#### THE RECORDS ####

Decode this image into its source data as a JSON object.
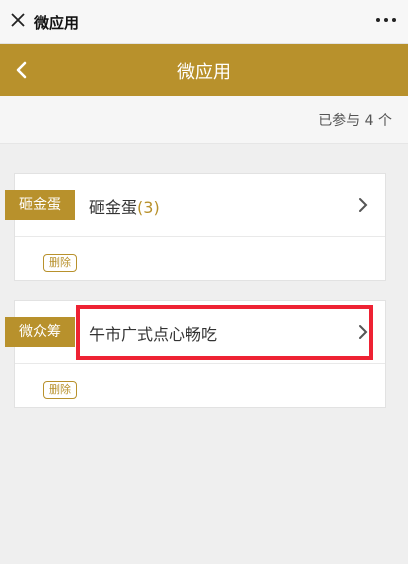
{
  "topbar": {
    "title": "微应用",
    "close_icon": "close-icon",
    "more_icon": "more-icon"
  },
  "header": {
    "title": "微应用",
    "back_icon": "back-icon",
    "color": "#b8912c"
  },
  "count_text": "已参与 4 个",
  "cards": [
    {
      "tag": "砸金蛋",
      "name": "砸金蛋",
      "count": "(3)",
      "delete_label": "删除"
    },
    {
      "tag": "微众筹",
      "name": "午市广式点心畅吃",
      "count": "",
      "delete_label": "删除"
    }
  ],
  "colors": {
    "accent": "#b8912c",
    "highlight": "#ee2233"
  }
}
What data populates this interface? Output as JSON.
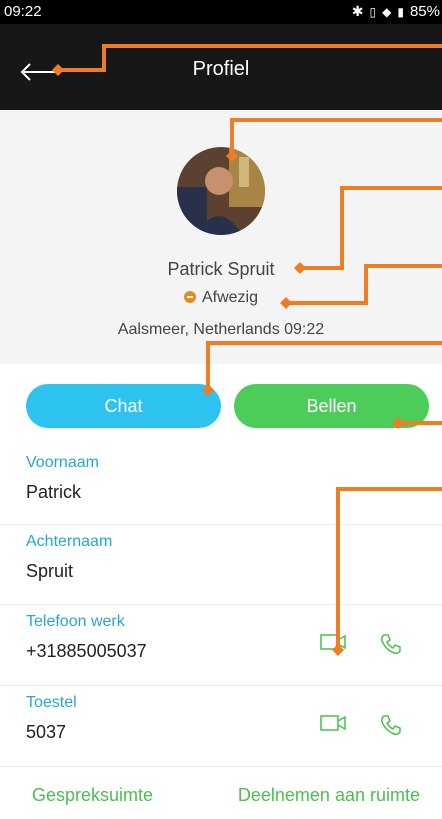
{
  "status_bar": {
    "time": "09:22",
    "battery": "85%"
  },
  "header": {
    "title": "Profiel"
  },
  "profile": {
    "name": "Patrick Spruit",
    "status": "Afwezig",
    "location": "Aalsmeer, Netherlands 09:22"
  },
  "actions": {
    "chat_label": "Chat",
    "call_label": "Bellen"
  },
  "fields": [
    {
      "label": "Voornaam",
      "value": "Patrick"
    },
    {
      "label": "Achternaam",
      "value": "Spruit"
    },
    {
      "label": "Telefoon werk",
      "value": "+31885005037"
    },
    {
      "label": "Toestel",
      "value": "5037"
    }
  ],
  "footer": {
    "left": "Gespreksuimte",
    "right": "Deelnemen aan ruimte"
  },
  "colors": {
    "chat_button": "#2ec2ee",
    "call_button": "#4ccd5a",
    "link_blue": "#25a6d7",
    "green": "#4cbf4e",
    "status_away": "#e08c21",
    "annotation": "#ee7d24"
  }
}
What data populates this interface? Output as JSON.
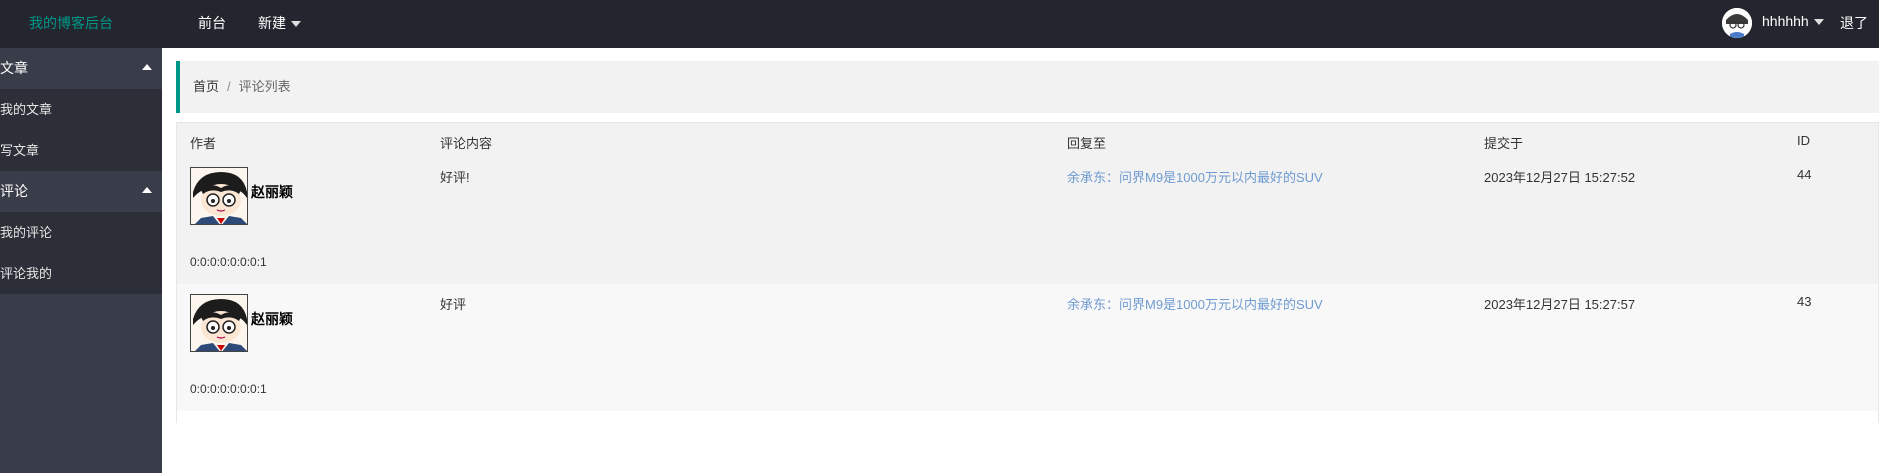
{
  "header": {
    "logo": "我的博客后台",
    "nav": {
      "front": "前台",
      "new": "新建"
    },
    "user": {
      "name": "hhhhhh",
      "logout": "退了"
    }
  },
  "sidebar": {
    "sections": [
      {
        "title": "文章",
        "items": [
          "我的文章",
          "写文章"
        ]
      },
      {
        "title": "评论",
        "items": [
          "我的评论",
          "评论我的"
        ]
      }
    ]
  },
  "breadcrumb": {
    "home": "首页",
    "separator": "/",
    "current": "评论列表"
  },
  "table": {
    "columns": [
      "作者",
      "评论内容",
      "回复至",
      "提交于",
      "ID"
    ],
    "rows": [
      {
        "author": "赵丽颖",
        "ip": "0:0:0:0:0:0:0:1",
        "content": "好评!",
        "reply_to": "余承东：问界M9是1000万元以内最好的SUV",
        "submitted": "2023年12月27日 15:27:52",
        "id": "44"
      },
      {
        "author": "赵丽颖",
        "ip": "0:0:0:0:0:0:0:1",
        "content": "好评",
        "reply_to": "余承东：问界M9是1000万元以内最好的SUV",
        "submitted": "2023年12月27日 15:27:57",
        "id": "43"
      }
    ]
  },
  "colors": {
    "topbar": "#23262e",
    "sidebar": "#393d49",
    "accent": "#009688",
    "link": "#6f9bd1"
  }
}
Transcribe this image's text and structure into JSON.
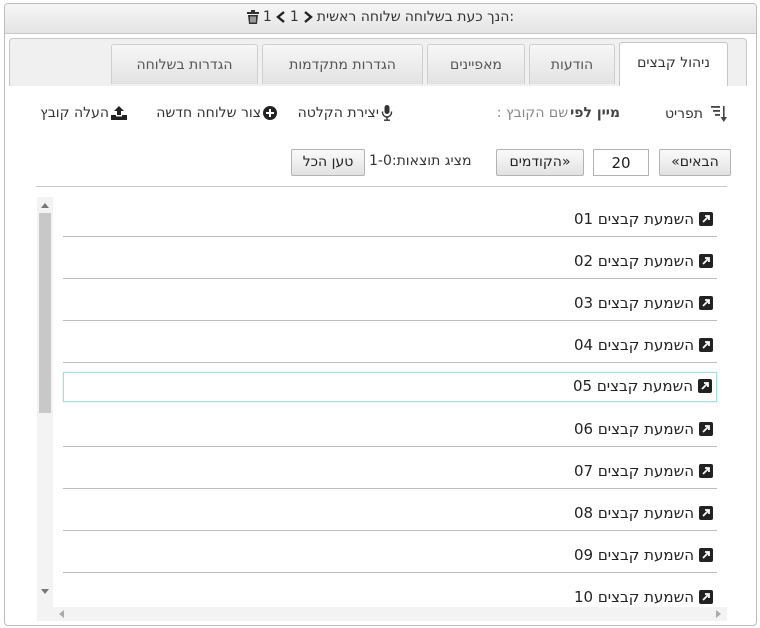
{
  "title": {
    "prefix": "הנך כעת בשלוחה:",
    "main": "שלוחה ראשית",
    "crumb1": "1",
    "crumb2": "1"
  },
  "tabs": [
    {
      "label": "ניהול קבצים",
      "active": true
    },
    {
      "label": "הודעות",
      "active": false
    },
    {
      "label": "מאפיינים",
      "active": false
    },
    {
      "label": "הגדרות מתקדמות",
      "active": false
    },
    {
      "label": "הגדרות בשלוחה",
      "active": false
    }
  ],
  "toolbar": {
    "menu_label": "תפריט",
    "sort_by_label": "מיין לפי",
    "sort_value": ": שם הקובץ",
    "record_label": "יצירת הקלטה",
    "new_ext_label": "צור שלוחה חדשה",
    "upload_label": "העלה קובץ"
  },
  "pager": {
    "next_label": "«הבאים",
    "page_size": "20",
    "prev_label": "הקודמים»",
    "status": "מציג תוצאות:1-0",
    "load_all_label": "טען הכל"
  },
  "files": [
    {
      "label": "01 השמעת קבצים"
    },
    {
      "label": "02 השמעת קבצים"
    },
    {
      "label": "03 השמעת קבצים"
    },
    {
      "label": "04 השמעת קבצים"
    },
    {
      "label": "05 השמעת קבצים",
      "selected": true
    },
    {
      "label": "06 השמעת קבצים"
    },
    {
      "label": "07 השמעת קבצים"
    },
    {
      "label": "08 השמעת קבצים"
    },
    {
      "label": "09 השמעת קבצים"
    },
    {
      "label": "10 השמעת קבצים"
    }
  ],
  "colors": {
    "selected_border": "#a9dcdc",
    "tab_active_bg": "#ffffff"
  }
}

####

▶ **REQUEST**
Find the lines containing "title" and list every one of them.

▶ **RESULT**
    "title": "微应用",
    "title": "微应用",
    "title": "Profiel"
        "title": "文章",
        "title": "评论",
  "title": {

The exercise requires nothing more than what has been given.